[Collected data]

──────────

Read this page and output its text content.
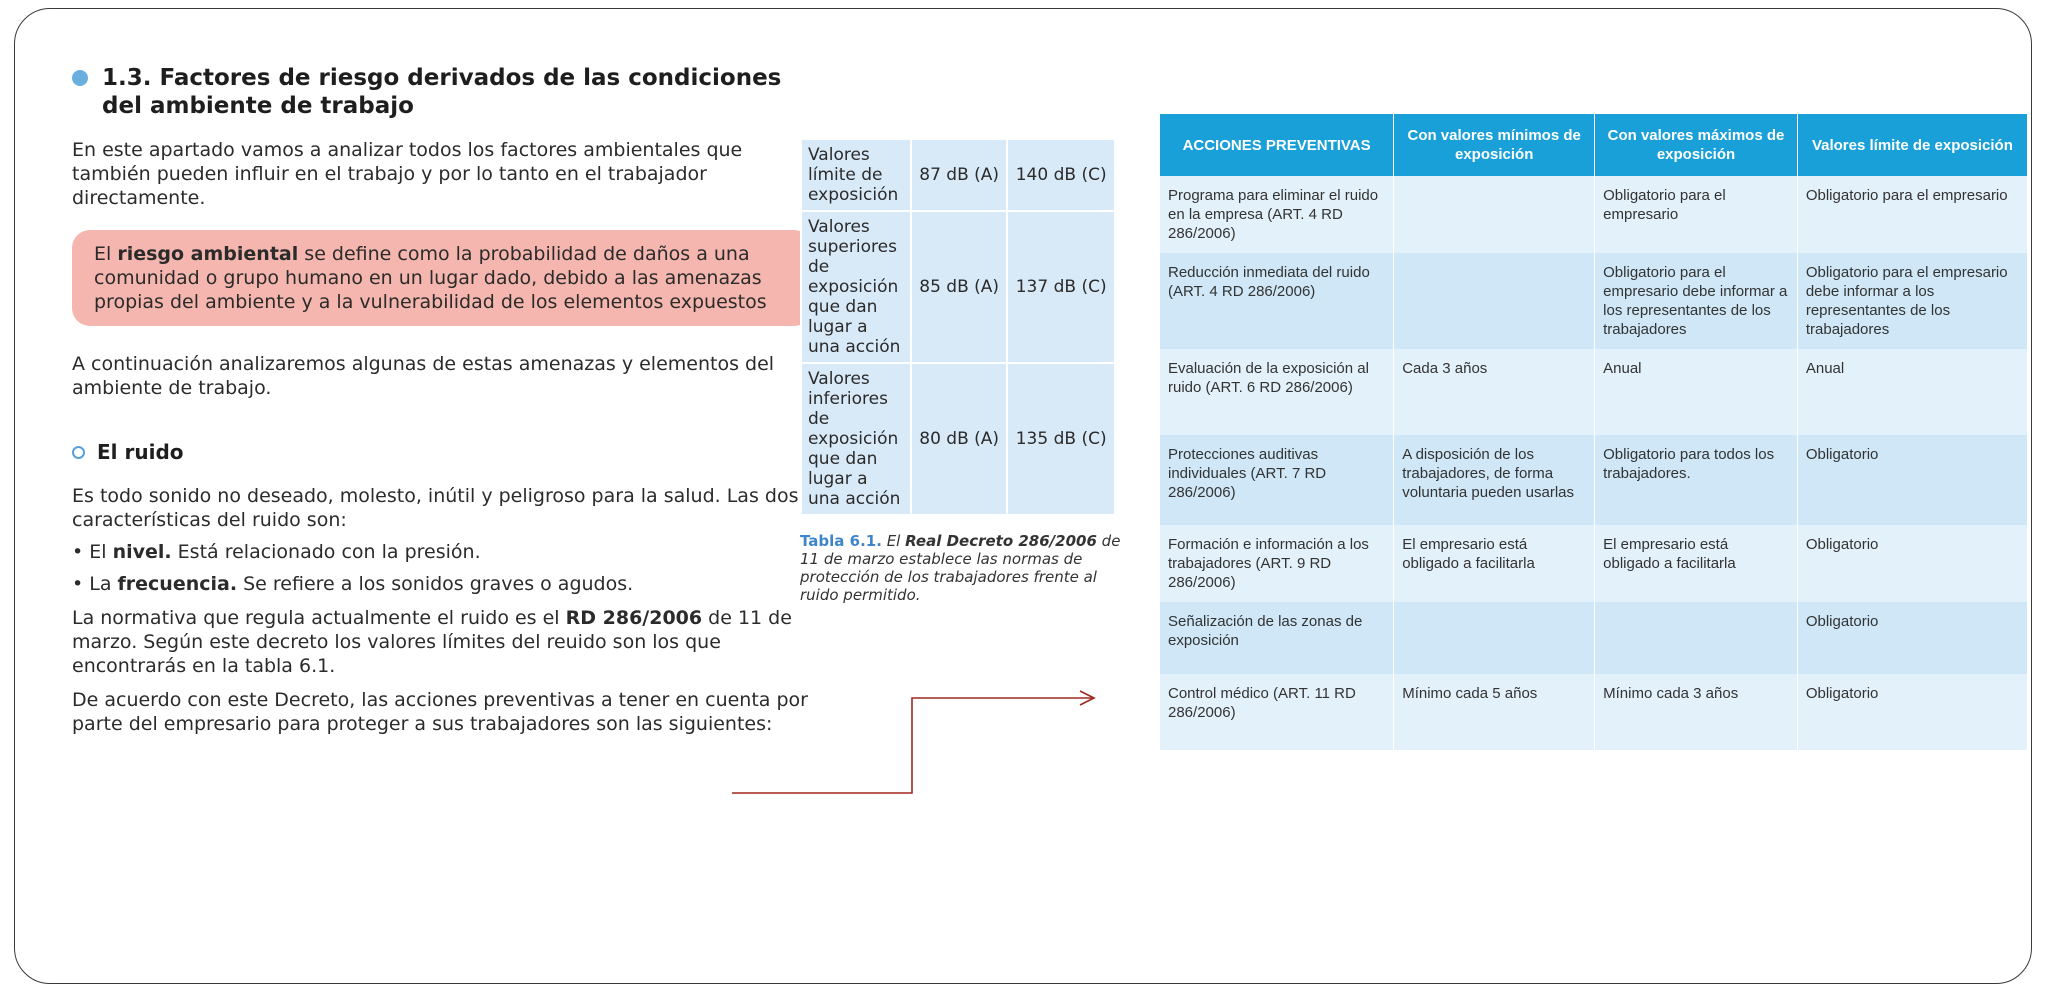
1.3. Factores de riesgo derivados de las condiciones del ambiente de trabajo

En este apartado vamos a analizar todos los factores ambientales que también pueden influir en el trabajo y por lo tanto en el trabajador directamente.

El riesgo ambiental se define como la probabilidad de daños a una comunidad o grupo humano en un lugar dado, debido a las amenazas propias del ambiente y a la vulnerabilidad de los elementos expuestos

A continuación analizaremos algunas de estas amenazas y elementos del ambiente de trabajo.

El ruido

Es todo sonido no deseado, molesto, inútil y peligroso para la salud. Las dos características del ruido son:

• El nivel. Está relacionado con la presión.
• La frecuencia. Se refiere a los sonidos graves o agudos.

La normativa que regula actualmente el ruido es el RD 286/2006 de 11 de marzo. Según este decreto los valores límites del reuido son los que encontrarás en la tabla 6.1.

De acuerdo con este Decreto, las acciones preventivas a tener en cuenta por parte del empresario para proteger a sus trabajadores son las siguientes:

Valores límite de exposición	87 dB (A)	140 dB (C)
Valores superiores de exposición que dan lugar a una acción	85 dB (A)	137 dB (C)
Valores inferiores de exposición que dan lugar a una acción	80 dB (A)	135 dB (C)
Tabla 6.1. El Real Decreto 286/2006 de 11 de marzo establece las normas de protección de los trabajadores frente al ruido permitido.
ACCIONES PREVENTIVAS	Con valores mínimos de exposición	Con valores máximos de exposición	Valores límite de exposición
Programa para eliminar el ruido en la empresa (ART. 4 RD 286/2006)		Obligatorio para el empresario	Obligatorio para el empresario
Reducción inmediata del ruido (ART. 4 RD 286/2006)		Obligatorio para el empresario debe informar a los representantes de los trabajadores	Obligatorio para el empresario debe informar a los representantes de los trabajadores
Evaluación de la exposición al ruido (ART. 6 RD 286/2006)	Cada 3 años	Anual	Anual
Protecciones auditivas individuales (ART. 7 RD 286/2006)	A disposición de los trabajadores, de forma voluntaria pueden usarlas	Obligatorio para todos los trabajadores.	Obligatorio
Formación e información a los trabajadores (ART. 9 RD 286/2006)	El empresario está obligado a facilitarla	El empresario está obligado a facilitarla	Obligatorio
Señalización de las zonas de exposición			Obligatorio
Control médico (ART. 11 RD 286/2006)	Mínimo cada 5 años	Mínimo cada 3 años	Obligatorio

──────────

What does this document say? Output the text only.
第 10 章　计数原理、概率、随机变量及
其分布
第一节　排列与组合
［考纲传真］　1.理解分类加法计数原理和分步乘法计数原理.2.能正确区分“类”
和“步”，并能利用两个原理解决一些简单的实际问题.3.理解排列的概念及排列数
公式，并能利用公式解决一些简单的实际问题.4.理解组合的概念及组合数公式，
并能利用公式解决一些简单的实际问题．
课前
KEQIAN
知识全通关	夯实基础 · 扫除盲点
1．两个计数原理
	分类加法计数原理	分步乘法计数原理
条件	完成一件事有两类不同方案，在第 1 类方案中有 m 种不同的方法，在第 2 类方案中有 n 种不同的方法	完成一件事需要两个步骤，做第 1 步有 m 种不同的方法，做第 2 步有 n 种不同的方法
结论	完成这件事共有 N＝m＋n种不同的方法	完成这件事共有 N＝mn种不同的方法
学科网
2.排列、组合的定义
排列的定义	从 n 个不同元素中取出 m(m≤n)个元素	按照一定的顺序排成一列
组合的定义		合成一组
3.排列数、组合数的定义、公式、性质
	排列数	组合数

──────────

From the data above, copy each line that holds "acción".

Valores superiores de exposición que dan lugar a una acción	85 dB (A)	137 dB (C)
Valores inferiores de exposición que dan lugar a una acción	80 dB (A)	135 dB (C)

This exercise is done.